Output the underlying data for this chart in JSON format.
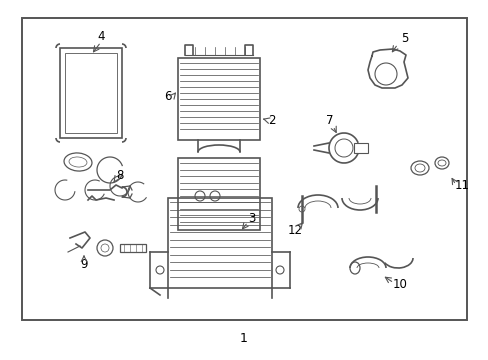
{
  "bg_color": "#ffffff",
  "border_color": "#555555",
  "line_color": "#555555",
  "fig_width": 4.89,
  "fig_height": 3.6,
  "dpi": 100
}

- [EXERCISE PROMPT]: All records above are to be printed exactly, minus the pictures they contain.

- [EXERCISE OUTPUT]:
Output the underlying data for this chart in JSON format.
{
  "bg_color": "#ffffff",
  "border_color": "#555555",
  "line_color": "#555555",
  "fig_width": 4.89,
  "fig_height": 3.6,
  "dpi": 100
}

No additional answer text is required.